» Work instructions:
1) In the court excerpt on de facto directors below, rewrite the passage that opens with the words "[22]               Ms Wang was" and closes with "of Causeway Bay.", changing "Causeway Bay" to "the company".
2) Write the next part of the court excerpt on de facto directors below, picking up after its final sentence.

Issue one: breach of director duties

Whether Ms Wang was a “de facto” director of Causeway Bay

[22]               Ms Wang was employed by Causeway Bay as a “Shop Supervisor.” An undated one-page employment agreement has been provided to the Court. It does not specify Ms Wang’s salary or include a job description, so I am unable to determine the scope of her duties in that capacity.

[23]               Ms Wang was not named as a director of Causeway Bay in the Companies Office register. However, Mr Cao deposes that he was away in China for much of the time and delegated his powers and responsibilities as a director to Ms Wang. He says Ms Wang effectively operated and controlled Causeway Bay. Ms Wang had access to the company’s bank accounts, employed staff, procured stock and was responsible for the financial management of Causeway Bay.

[24]               The question, therefore, is whether in these circumstances Ms Wang was a “de facto director.”

[25]A “director” is defined in s 126 of the Act, as follows:

126 Meaning of director

(1)In this Act, director, in relation to a company, includes—

(a)    a person occupying the position of director of the company by whatever name called; and

(b)    for the purposes of sections 131 to 141, 145 to 149, 291A to 293, 298, 299, 301, 318(1)(bb), 383, 385, 385AA, 386A to 386F, and clause 3(4)(b) of Schedule 7,—

(iii) a person who exercises or who is entitled to exercise or who controls or who is entitled to control the exercise of powers which, apart from the constitution of the company, would fall to be exercised by the board; and

(c)    for the purposes of sections 131 to 149, 291A to 293, 298, 299, 301, 318(1)(bb), 383, 385, 385AA, 386A to 386F, and clause 3(4)(b) of Schedule 7, a person to whom a power or duty of the board has been directly delegated by the board with that person’s

consent or acquiescence, or who exercises the power or duty with the consent or acquiescence of the board;

[26]               The circumstances in which a person may be considered a “de facto” director have been considered by this Court Delegat v Norman, as follows:1

[31]      … The concept of de facto director is confined to those who willingly or voluntarily take upon themselves the role, either by usurping the office or by continuing to act once their formal role has ceased. It does not extend to a person who does not willingly adopt the role of director.

» Material:
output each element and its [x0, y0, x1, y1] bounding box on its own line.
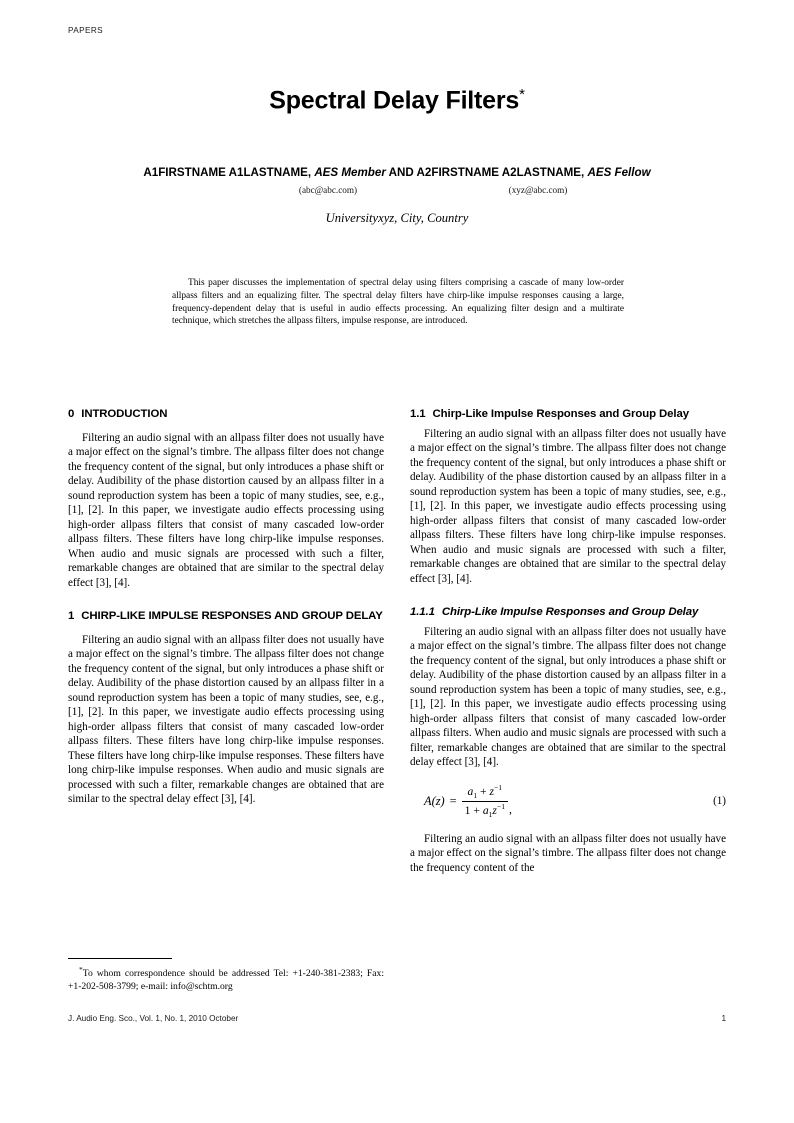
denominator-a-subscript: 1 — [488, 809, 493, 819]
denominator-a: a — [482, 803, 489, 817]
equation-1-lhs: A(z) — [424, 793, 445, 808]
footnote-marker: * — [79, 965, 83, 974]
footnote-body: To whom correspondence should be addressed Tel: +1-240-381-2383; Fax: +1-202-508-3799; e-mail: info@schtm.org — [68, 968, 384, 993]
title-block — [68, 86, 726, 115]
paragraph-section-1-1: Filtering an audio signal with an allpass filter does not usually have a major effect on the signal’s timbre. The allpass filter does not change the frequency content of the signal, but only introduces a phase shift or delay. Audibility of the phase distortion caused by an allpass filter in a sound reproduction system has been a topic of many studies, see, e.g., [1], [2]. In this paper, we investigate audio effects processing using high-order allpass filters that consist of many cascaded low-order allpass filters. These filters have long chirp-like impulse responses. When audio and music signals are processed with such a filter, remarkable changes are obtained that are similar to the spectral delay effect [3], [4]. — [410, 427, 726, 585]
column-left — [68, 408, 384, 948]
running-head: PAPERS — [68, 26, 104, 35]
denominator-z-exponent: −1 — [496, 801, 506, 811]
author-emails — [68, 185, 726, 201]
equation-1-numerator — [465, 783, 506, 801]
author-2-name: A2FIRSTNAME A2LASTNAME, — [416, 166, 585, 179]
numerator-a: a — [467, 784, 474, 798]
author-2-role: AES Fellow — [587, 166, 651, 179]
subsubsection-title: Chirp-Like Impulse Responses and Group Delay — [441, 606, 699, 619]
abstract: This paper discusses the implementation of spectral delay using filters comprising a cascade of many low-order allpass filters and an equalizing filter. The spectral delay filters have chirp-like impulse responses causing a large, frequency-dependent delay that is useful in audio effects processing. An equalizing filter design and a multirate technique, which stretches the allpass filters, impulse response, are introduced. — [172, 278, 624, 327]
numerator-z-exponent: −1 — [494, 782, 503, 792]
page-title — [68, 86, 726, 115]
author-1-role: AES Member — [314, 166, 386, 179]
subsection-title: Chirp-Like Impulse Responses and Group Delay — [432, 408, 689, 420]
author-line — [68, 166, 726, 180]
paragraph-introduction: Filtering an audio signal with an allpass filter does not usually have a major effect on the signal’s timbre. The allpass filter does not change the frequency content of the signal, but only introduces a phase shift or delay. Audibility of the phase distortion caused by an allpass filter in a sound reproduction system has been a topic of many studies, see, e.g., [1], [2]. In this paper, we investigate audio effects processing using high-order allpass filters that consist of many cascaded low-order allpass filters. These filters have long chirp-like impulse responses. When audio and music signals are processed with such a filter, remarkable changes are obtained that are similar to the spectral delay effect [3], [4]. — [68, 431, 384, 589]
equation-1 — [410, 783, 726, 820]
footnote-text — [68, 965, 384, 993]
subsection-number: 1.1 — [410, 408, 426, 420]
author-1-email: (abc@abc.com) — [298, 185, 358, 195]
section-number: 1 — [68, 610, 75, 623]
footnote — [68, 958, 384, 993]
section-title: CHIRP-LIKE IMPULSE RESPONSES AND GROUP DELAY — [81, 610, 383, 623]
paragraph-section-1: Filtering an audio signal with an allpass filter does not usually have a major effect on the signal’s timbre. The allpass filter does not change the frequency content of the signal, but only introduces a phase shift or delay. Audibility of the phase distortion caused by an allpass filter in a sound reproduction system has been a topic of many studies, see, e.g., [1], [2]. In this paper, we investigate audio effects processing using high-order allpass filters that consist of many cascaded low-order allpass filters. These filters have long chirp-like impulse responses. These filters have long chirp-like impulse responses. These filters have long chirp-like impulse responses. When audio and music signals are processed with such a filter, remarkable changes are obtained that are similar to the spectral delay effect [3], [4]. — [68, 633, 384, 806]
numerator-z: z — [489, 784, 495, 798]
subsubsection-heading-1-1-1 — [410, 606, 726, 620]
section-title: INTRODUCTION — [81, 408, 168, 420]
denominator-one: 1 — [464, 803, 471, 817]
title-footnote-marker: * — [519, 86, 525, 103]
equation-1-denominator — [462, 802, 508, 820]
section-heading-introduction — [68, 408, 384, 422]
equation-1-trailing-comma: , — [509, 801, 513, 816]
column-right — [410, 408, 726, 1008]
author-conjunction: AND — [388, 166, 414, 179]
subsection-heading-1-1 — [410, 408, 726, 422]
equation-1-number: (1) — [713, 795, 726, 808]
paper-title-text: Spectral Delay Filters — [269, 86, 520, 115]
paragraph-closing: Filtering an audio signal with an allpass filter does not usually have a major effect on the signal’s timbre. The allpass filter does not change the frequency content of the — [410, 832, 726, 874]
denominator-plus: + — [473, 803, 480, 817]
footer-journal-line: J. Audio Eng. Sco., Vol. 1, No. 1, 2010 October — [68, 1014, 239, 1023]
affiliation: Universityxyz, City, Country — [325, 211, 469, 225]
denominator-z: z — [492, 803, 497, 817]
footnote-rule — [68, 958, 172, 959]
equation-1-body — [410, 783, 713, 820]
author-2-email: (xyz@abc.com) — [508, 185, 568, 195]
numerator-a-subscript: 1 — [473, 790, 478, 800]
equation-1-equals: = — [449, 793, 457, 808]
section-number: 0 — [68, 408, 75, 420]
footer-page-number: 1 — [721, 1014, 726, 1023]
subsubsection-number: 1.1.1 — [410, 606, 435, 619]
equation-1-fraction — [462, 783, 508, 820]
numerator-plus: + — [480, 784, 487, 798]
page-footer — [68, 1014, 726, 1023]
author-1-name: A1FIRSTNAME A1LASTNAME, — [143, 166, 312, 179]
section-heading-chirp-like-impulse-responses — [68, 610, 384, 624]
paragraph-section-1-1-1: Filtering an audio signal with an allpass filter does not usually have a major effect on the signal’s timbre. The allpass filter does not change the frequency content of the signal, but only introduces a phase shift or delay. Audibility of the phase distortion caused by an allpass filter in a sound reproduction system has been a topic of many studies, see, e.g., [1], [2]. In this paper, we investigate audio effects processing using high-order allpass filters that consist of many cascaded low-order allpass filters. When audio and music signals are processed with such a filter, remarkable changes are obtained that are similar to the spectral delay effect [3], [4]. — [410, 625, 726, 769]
--
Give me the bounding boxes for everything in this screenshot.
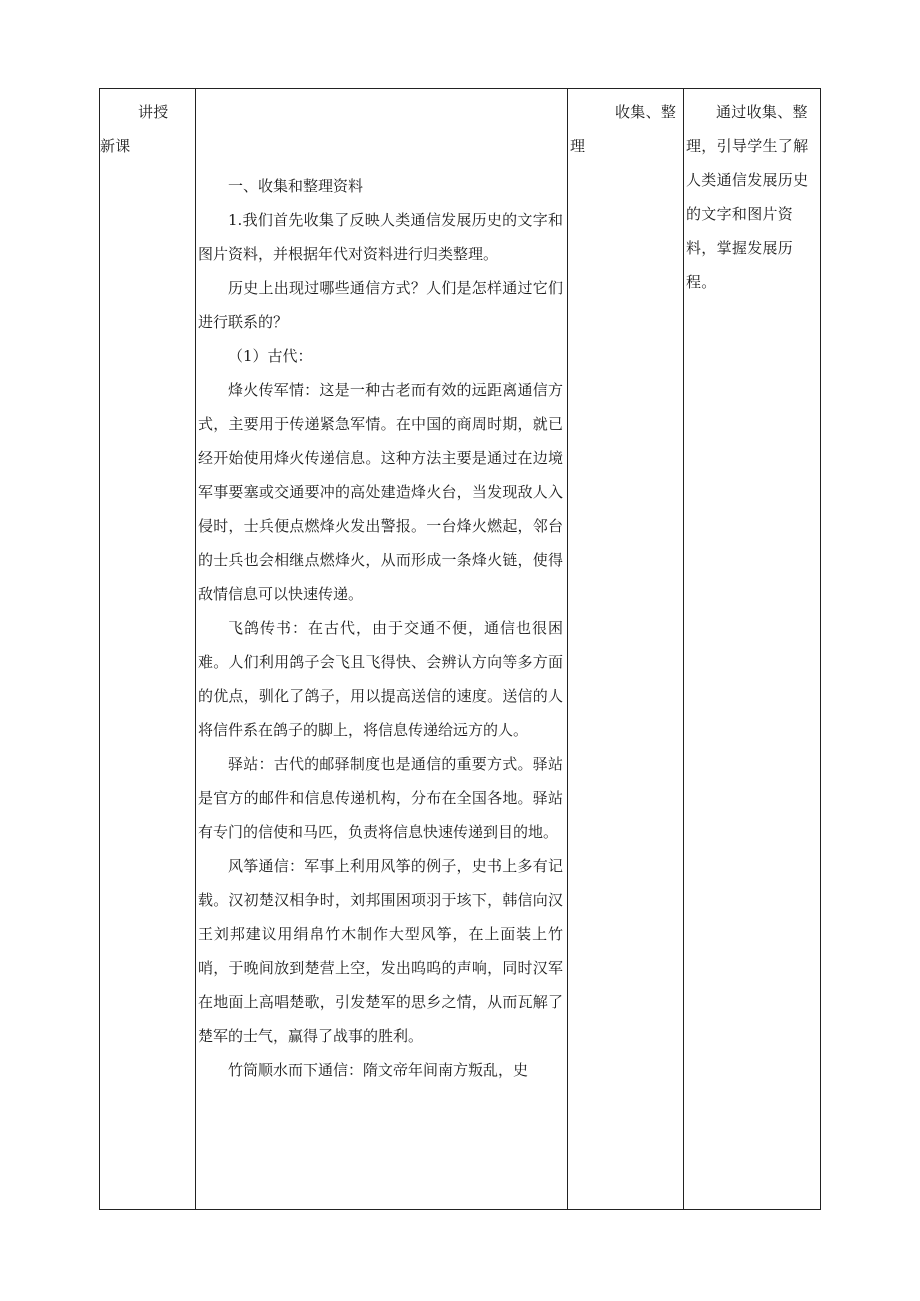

» Solved problems:
1)
[22]               Ms Wang was employed by the company as a “Shop Supervisor.” An undated one-page employment agreement has been provided to the Court. It does not specify Ms Wang’s salary or include a job description, so I am unable to determine the scope of her duties in that capacity.

[23]               Ms Wang was not named as a director of the company in the Companies Office register. However, Mr Cao deposes that he was away in China for much of the time and delegated his powers and responsibilities as a director to Ms Wang. He says Ms Wang effectively operated and controlled the company. Ms Wang had access to the company’s bank accounts, employed staff, procured stock and was responsible for the financial management of the company.

2)
[32]      I accept the submissions of counsel for Mr Norman that in order to establish that a person is a de facto director of a company, it is necessary to plead and prove that he or she undertook functions in relation to the company that could properly be discharged only by a director. There needs to be clear evidence that the person was either the sole person directing the affairs of the company or if there were others who were true directors that he or she was acting on an equal footing with the others in directing the affairs of the company. If it is unclear whether the acts of the person are referable to an assumed directorship or to some other capacity, such as shareholder or consultant, the person must be entitled to the benefit of the doubt.

[27]               The manner in which the business was operated is consistent with Mr Cao’s evidence that he spent much of his time in China and left Ms Wang to direct the affairs of Causeway Bay. While Ms Wang was an employee, she was also a shareholder and had access and control over the bank accounts of Causeway Bay. Ms Wang was also responsible for engaging external accountants and managing all of the company’s affairs. I accept that she had full control and the authority that would ordinarily be discharged by a director.

[28]               In the above circumstances, Ms Wang was occupying the position of director and exercised control of Causeway Bay. I accept that Ms Wang was a “de facto” director within the meaning of s 126(1)(c) of the Act.

Whether Ms Wang breached her director duties

[29]               Section 131(1) of the Act provides that directors must act in good faith and in what the director believes to be the best interests of the company. Section 133 requires directors to exercise their powers for a proper purpose.


1      Delegat v Norman [2012] NZHC 2358.

[30]               The question then is whether Ms Wang breached her duties under ss 131 and 133 in circumstances where it is alleged she:

(a)was a shareholder and director in competing businesses, being HDTL and Fresh Start;

(b)used Causeway Bay’s funds to purchase stock for those competing businesses;

(c)used Causeway Bay’s funds to pay personal expenses;

(d)used Causeway Bay’s funds to pay for entertainment related expenses not linked to Causeway Bay;

(e)directed revenue owed to Causeway Bay to be paid to her personally; and

(f)allowed funds to be paid as wages (where those payments do not reconcile with the IRD’s PAYE records and do not match Causeway Bay’s PAYE deductions).

[31]               HDTL was incorporated approximately six months after Causeway Bay started trading. Mr Cao has provided a copy of a screenshot of a website which lists the store address for Causeway Bay (467 Dominion Rd) as a New Zealand branch and the store address of HDTL (604 Dominion Road) as the New Zealand head office. Mr Cao was unaware of this website. The listing creates an impression that Causeway Bay and HDTL are part of a related group of companies. This is misleading and creates a conflict of interest on the part of Ms Wang as she held interests in both companies and had not notified Mr Cao of those interests.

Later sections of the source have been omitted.